▶ [Task prompt]: Determine which lines contain the word "끊임없는", then copy those lines.

Given records start

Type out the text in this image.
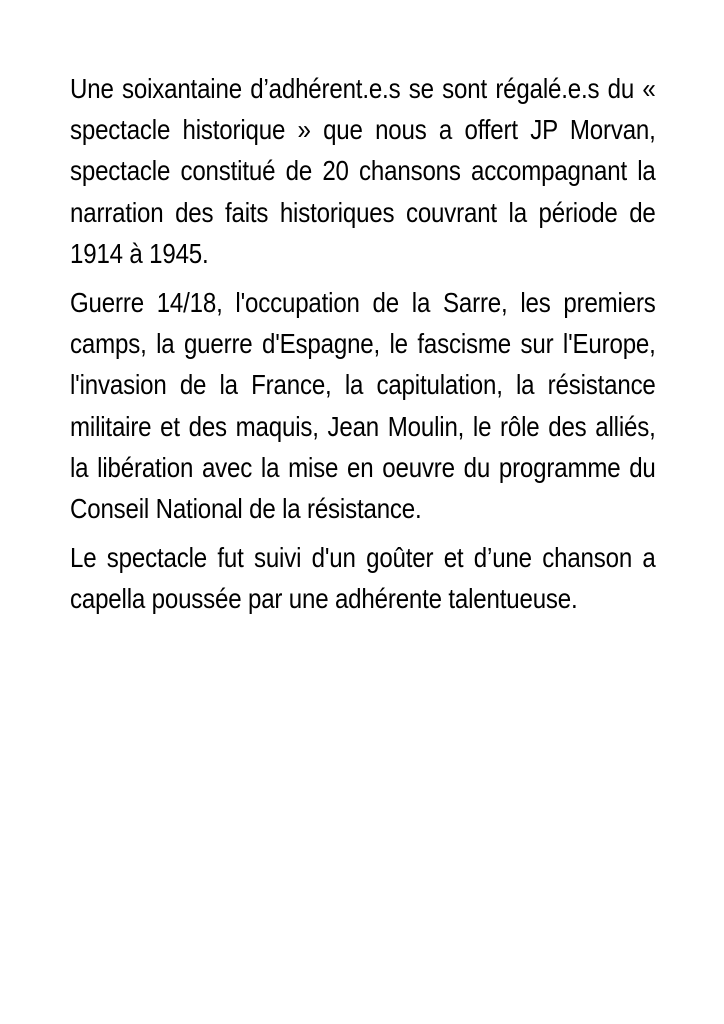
Une soixantaine d’adhérent.e.s se sont régalé.e.s du « spectacle historique » que nous a offert JP Morvan, spectacle constitué de 20 chansons accompagnant la narration des faits historiques couvrant la période de 1914 à 1945.

Guerre 14/18, l'occupation de la Sarre, les premiers camps, la guerre d'Espagne, le fascisme sur l'Europe, l'invasion de la France, la capitulation, la résistance militaire et des maquis, Jean Moulin, le rôle des alliés, la libération avec la mise en oeuvre du programme du Conseil National de la résistance.

Le spectacle fut suivi d'un goûter et d’une chanson a capella poussée par une adhérente talentueuse.
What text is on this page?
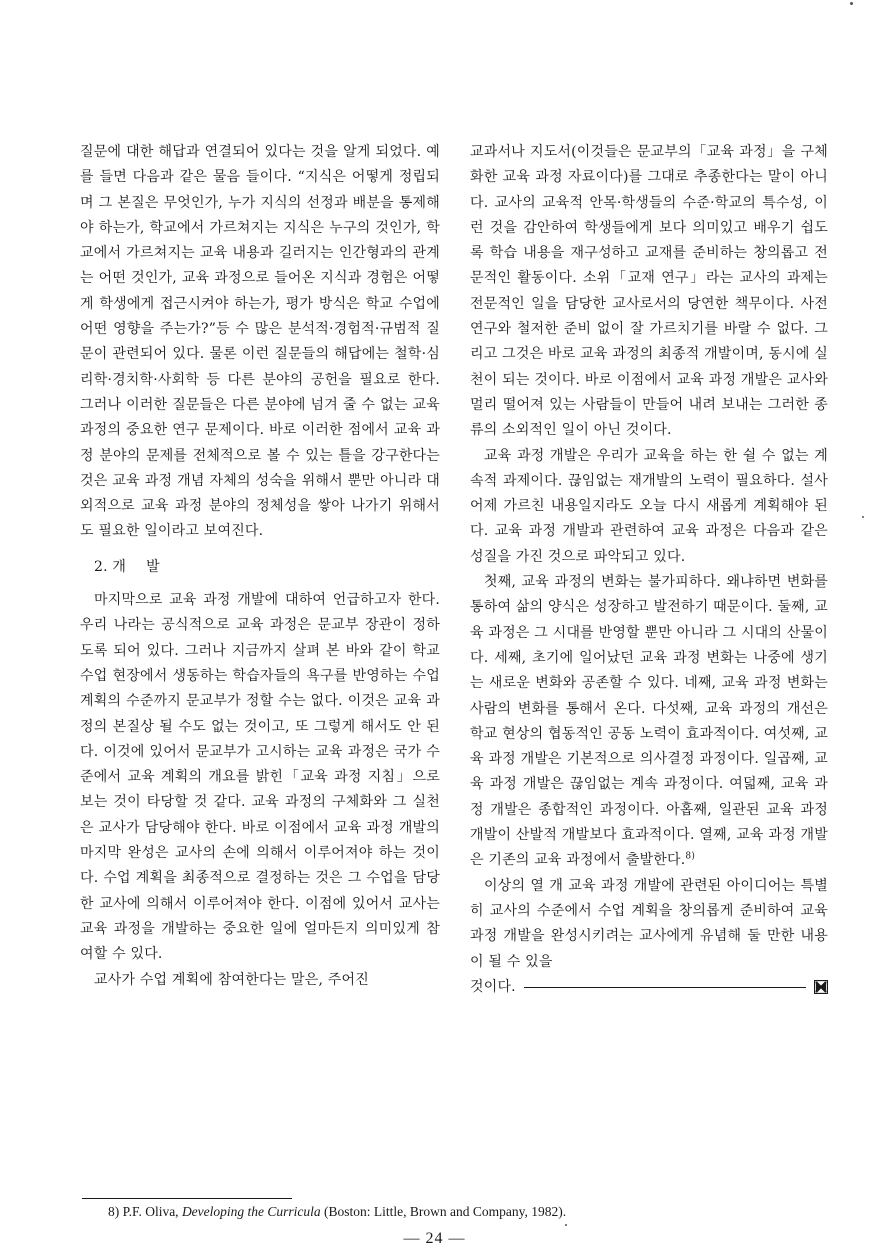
질문에 대한 해답과 연결되어 있다는 것을 알게 되었다. 예를 들면 다음과 같은 물음 들이다. “지식은 어떻게 정립되며 그 본질은 무엇인가, 누가 지식의 선정과 배분을 통제해야 하는가, 학교에서 가르쳐지는 지식은 누구의 것인가, 학교에서 가르쳐지는 교육 내용과 길러지는 인간형과의 관계는 어떤 것인가, 교육 과정으로 들어온 지식과 경험은 어떻게 학생에게 접근시켜야 하는가, 평가 방식은 학교 수업에 어떤 영향을 주는가?”등 수 많은 분석적·경험적·규범적 질문이 관련되어 있다. 물론 이런 질문들의 해답에는 철학·심리학·경치학·사회학 등 다른 분야의 공헌을 필요로 한다. 그러나 이러한 질문들은 다른 분야에 넘겨 줄 수 없는 교육 과정의 중요한 연구 문제이다. 바로 이러한 점에서 교육 과정 분야의 문제를 전체적으로 볼 수 있는 틀을 강구한다는 것은 교육 과정 개념 자체의 성숙을 위해서 뿐만 아니라 대외적으로 교육 과정 분야의 정체성을 쌓아 나가기 위해서도 필요한 일이라고 보여진다.

2. 개 발

마지막으로 교육 과정 개발에 대하여 언급하고자 한다. 우리 나라는 공식적으로 교육 과정은 문교부 장관이 정하도록 되어 있다. 그러나 지금까지 살펴 본 바와 같이 학교 수업 현장에서 생동하는 학습자들의 욕구를 반영하는 수업 계획의 수준까지 문교부가 정할 수는 없다. 이것은 교육 과정의 본질상 될 수도 없는 것이고, 또 그렇게 해서도 안 된다. 이것에 있어서 문교부가 고시하는 교육 과정은 국가 수준에서 교육 계획의 개요를 밝힌「교육 과정 지침」으로 보는 것이 타당할 것 같다. 교육 과정의 구체화와 그 실천은 교사가 담당해야 한다. 바로 이점에서 교육 과정 개발의 마지막 완성은 교사의 손에 의해서 이루어져야 하는 것이다. 수업 계획을 최종적으로 결정하는 것은 그 수업을 담당한 교사에 의해서 이루어져야 한다. 이점에 있어서 교사는 교육 과정을 개발하는 중요한 일에 얼마든지 의미있게 참여할 수 있다.

교사가 수업 계획에 참여한다는 말은, 주어진

교과서나 지도서(이것들은 문교부의「교육 과정」을 구체화한 교육 과정 자료이다)를 그대로 추종한다는 말이 아니다. 교사의 교육적 안목·학생들의 수준·학교의 특수성, 이런 것을 감안하여 학생들에게 보다 의미있고 배우기 쉽도록 학습 내용을 재구성하고 교재를 준비하는 창의롭고 전문적인 활동이다. 소위「교재 연구」라는 교사의 과제는 전문적인 일을 담당한 교사로서의 당연한 책무이다. 사전 연구와 철저한 준비 없이 잘 가르치기를 바랄 수 없다. 그리고 그것은 바로 교육 과정의 최종적 개발이며, 동시에 실천이 되는 것이다. 바로 이점에서 교육 과정 개발은 교사와 멀리 떨어져 있는 사람들이 만들어 내려 보내는 그러한 종류의 소외적인 일이 아닌 것이다.

교육 과정 개발은 우리가 교육을 하는 한 쉴 수 없는 계속적 과제이다. 끊임없는 재개발의 노력이 필요하다. 설사 어제 가르친 내용일지라도 오늘 다시 새롭게 계획해야 된다. 교육 과정 개발과 관련하여 교육 과정은 다음과 같은 성질을 가진 것으로 파악되고 있다.

첫째, 교육 과정의 변화는 불가피하다. 왜냐하면 변화를 통하여 삶의 양식은 성장하고 발전하기 때문이다. 둘째, 교육 과정은 그 시대를 반영할 뿐만 아니라 그 시대의 산물이다. 세째, 초기에 일어났던 교육 과정 변화는 나중에 생기는 새로운 변화와 공존할 수 있다. 네째, 교육 과정 변화는 사람의 변화를 통해서 온다. 다섯째, 교육 과정의 개선은 학교 현상의 협동적인 공동 노력이 효과적이다. 여섯째, 교육 과정 개발은 기본적으로 의사결정 과정이다. 일곱째, 교육 과정 개발은 끊임없는 계속 과정이다. 여덟째, 교육 과정 개발은 종합적인 과정이다. 아홉째, 일관된 교육 과정 개발이 산발적 개발보다 효과적이다. 열째, 교육 과정 개발은 기존의 교육 과정에서 출발한다.$^{8)}$

이상의 열 개 교육 과정 개발에 관련된 아이디어는 특별히 교사의 수준에서 수업 계획을 창의롭게 준비하여 교육 과정 개발을 완성시키려는 교사에게 유념해 둘 만한 내용이 될 수 있을

것이다.

8) P.F. Oliva, Developing the Curricula (Boston: Little, Brown and Company, 1982).
— 24 —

Given records end

▶ [Full response]:
교육 과정 개발은 우리가 교육을 하는 한 쉴 수 없는 계속적 과제이다. 끊임없는 재개발의 노력이 필요하다. 설사 어제 가르친 내용일지라도 오늘 다시 새롭게 계획해야 된다. 교육 과정 개발과 관련하여 교육 과정은 다음과 같은 성질을 가진 것으로 파악되고 있다.
첫째, 교육 과정의 변화는 불가피하다. 왜냐하면 변화를 통하여 삶의 양식은 성장하고 발전하기 때문이다. 둘째, 교육 과정은 그 시대를 반영할 뿐만 아니라 그 시대의 산물이다. 세째, 초기에 일어났던 교육 과정 변화는 나중에 생기는 새로운 변화와 공존할 수 있다. 네째, 교육 과정 변화는 사람의 변화를 통해서 온다. 다섯째, 교육 과정의 개선은 학교 현상의 협동적인 공동 노력이 효과적이다. 여섯째, 교육 과정 개발은 기본적으로 의사결정 과정이다. 일곱째, 교육 과정 개발은 끊임없는 계속 과정이다. 여덟째, 교육 과정 개발은 종합적인 과정이다. 아홉째, 일관된 교육 과정 개발이 산발적 개발보다 효과적이다. 열째, 교육 과정 개발은 기존의 교육 과정에서 출발한다.$^{8)}$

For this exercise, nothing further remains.